#### Requirements
Repeat the listing that follows, character for character, minus the pictures.

-- start Records provided --

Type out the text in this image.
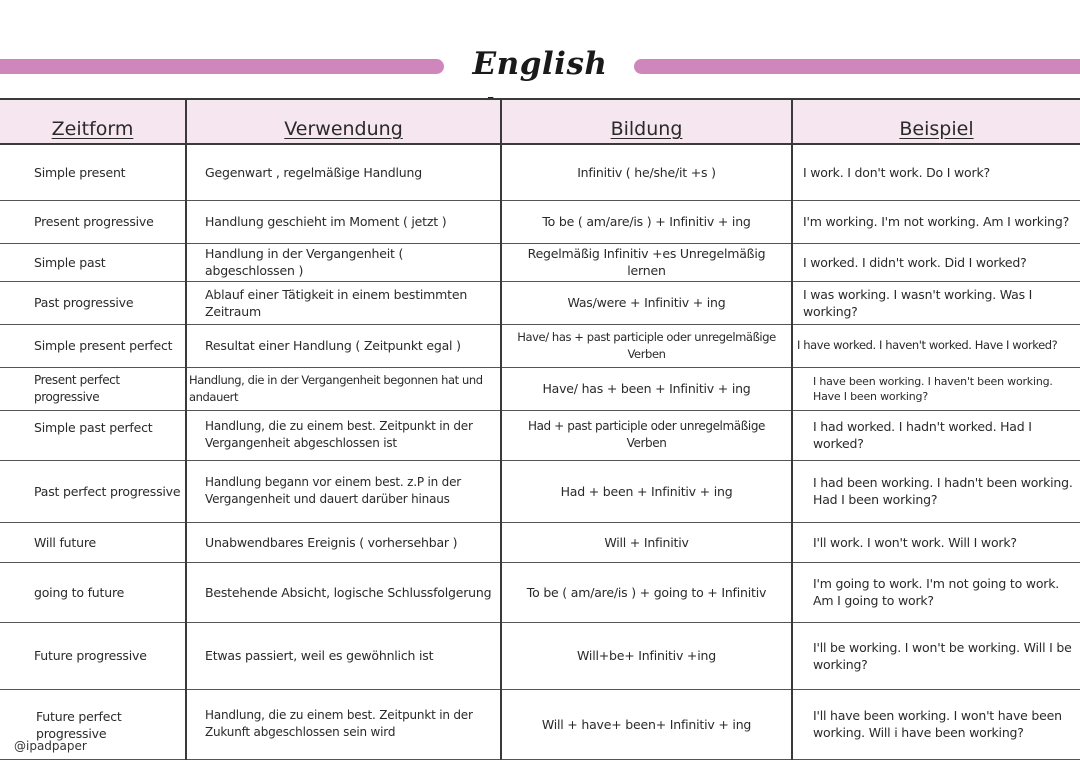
English
Zeitform	Verwendung	Bildung	Beispiel
Simple present	Gegenwart , regelmäßige Handlung	Infinitiv ( he/she/it +s )	I work. I don't work. Do I work?
Present progressive	Handlung geschieht im Moment ( jetzt )	To be ( am/are/is ) + Infinitiv + ing	I'm working. I'm not working. Am I working?
Simple past	Handlung in der Vergangenheit ( abgeschlossen )	Regelmäßig Infinitiv +es Unregelmäßig lernen	I worked. I didn't work. Did I worked?
Past progressive	Ablauf einer Tätigkeit in einem bestimmten Zeitraum	Was/were + Infinitiv + ing	I was working. I wasn't working. Was I working?
Simple present perfect	Resultat einer Handlung ( Zeitpunkt egal )	Have/ has + past participle oder unregelmäßige Verben	I have worked. I haven't worked. Have I worked?
Present perfect progressive	Handlung, die in der Vergangenheit begonnen hat und andauert	Have/ has + been + Infinitiv + ing	I have been working. I haven't been working. Have I been working?
Simple past perfect	Handlung, die zu einem best. Zeitpunkt in der Vergangenheit abgeschlossen ist	Had + past participle oder unregelmäßige Verben	I had worked. I hadn't worked. Had I worked?
Past perfect progressive	Handlung begann vor einem best. z.P in der Vergangenheit und dauert darüber hinaus	Had + been + Infinitiv + ing	I had been working. I hadn't been working. Had I been working?
Will future	Unabwendbares Ereignis ( vorhersehbar )	Will + Infinitiv	I'll work. I won't work. Will I work?
going to future	Bestehende Absicht, logische Schlussfolgerung	To be ( am/are/is ) + going to + Infinitiv	I'm going to work. I'm not going to work. Am I going to work?
Future progressive	Etwas passiert, weil es gewöhnlich ist	Will+be+ Infinitiv +ing	I'll be working. I won't be working. Will I be working?
Future perfect progressive	Handlung, die zu einem best. Zeitpunkt in der Zukunft abgeschlossen sein wird	Will + have+ been+ Infinitiv + ing	I'll have been working. I won't have been working. Will i have been working?
@ipadpaper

-- end Records provided --

#### Solution to the problem
Type out the text in this image.
English
Zeitform	Verwendung	Bildung	Beispiel
Simple present	Gegenwart , regelmäßige Handlung	Infinitiv ( he/she/it +s )	I work. I don't work. Do I work?
Present progressive	Handlung geschieht im Moment ( jetzt )	To be ( am/are/is ) + Infinitiv + ing	I'm working. I'm not working. Am I working?
Simple past	Handlung in der Vergangenheit ( abgeschlossen )	Regelmäßig Infinitiv +es Unregelmäßig lernen	I worked. I didn't work. Did I worked?
Past progressive	Ablauf einer Tätigkeit in einem bestimmten Zeitraum	Was/were + Infinitiv + ing	I was working. I wasn't working. Was I working?
Simple present perfect	Resultat einer Handlung ( Zeitpunkt egal )	Have/ has + past participle oder unregelmäßige Verben	I have worked. I haven't worked. Have I worked?
Present perfect progressive	Handlung, die in der Vergangenheit begonnen hat und andauert	Have/ has + been + Infinitiv + ing	I have been working. I haven't been working. Have I been working?
Simple past perfect	Handlung, die zu einem best. Zeitpunkt in der Vergangenheit abgeschlossen ist	Had + past participle oder unregelmäßige Verben	I had worked. I hadn't worked. Had I worked?
Past perfect progressive	Handlung begann vor einem best. z.P in der Vergangenheit und dauert darüber hinaus	Had + been + Infinitiv + ing	I had been working. I hadn't been working. Had I been working?
Will future	Unabwendbares Ereignis ( vorhersehbar )	Will + Infinitiv	I'll work. I won't work. Will I work?
going to future	Bestehende Absicht, logische Schlussfolgerung	To be ( am/are/is ) + going to + Infinitiv	I'm going to work. I'm not going to work. Am I going to work?
Future progressive	Etwas passiert, weil es gewöhnlich ist	Will+be+ Infinitiv +ing	I'll be working. I won't be working. Will I be working?
Future perfect progressive	Handlung, die zu einem best. Zeitpunkt in der Zukunft abgeschlossen sein wird	Will + have+ been+ Infinitiv + ing	I'll have been working. I won't have been working. Will i have been working?
@ipadpaper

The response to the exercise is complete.